** Exercise aim **
Repeat the entries below exactly as they appear, with no pictures.

** Provided entries **
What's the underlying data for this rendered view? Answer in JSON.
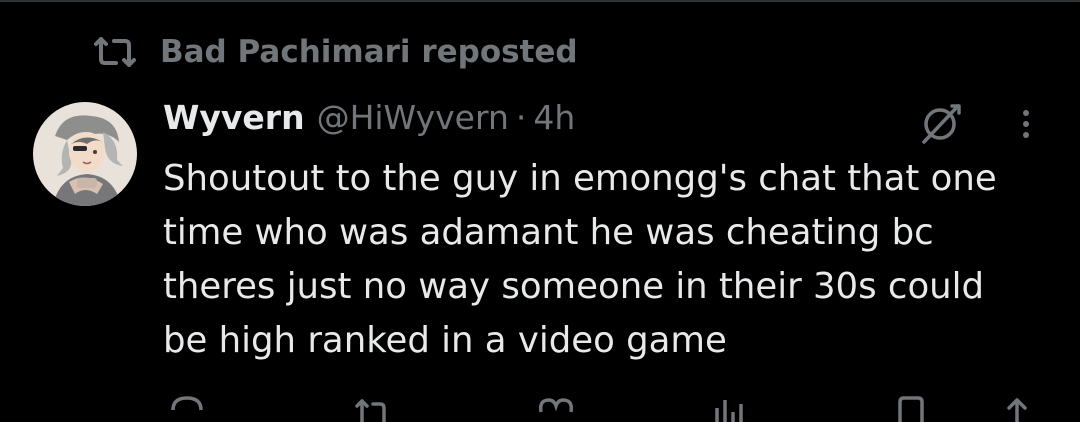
{
  "colors": {
    "background": "#000000",
    "primary_text": "#e7e9ea",
    "secondary_text": "#71767b",
    "divider": "#2f3336"
  },
  "repost": {
    "icon": "repost-icon",
    "text": "Bad Pachimari reposted"
  },
  "tweet": {
    "avatar": "avatar",
    "display_name": "Wyvern",
    "handle": "@HiWyvern",
    "separator": "·",
    "timestamp": "4h",
    "text": "Shoutout to the guy in emongg's chat that one\ntime who was adamant he was cheating bc\ntheres just no way someone in their 30s could\nbe high ranked in a video game",
    "header_icons": [
      "grok-icon",
      "more-options-icon"
    ]
  },
  "actions": {
    "icons": [
      "reply-icon",
      "repost-icon",
      "like-icon",
      "views-icon",
      "bookmark-icon",
      "share-icon"
    ]
  }
}
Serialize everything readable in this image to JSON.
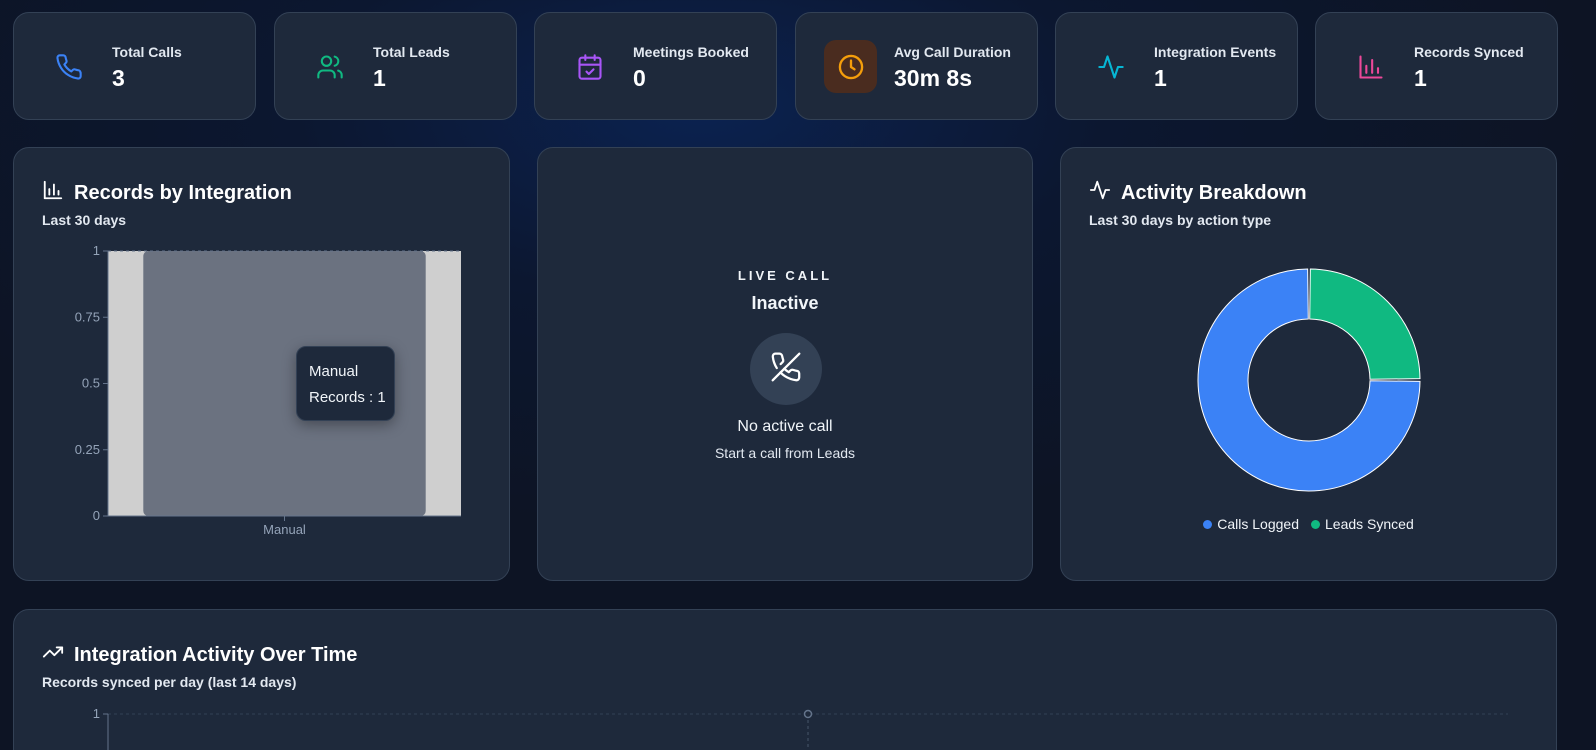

** Exercise result **
What's the underlying data for this rendered view? Answer in JSON.
{
  "colors": {
    "background": "#000000",
    "primary_text": "#e7e9ea",
    "secondary_text": "#71767b",
    "divider": "#2f3336"
  },
  "repost": {
    "icon": "repost-icon",
    "text": "Bad Pachimari reposted"
  },
  "tweet": {
    "avatar": "avatar",
    "display_name": "Wyvern",
    "handle": "@HiWyvern",
    "separator": "·",
    "timestamp": "4h",
    "text": "Shoutout to the guy in emongg's chat that one\ntime who was adamant he was cheating bc\ntheres just no way someone in their 30s could\nbe high ranked in a video game",
    "header_icons": [
      "grok-icon",
      "more-options-icon"
    ]
  },
  "actions": {
    "icons": [
      "reply-icon",
      "repost-icon",
      "like-icon",
      "views-icon",
      "bookmark-icon",
      "share-icon"
    ]
  }
}
Serialize everything readable in this image to JSON.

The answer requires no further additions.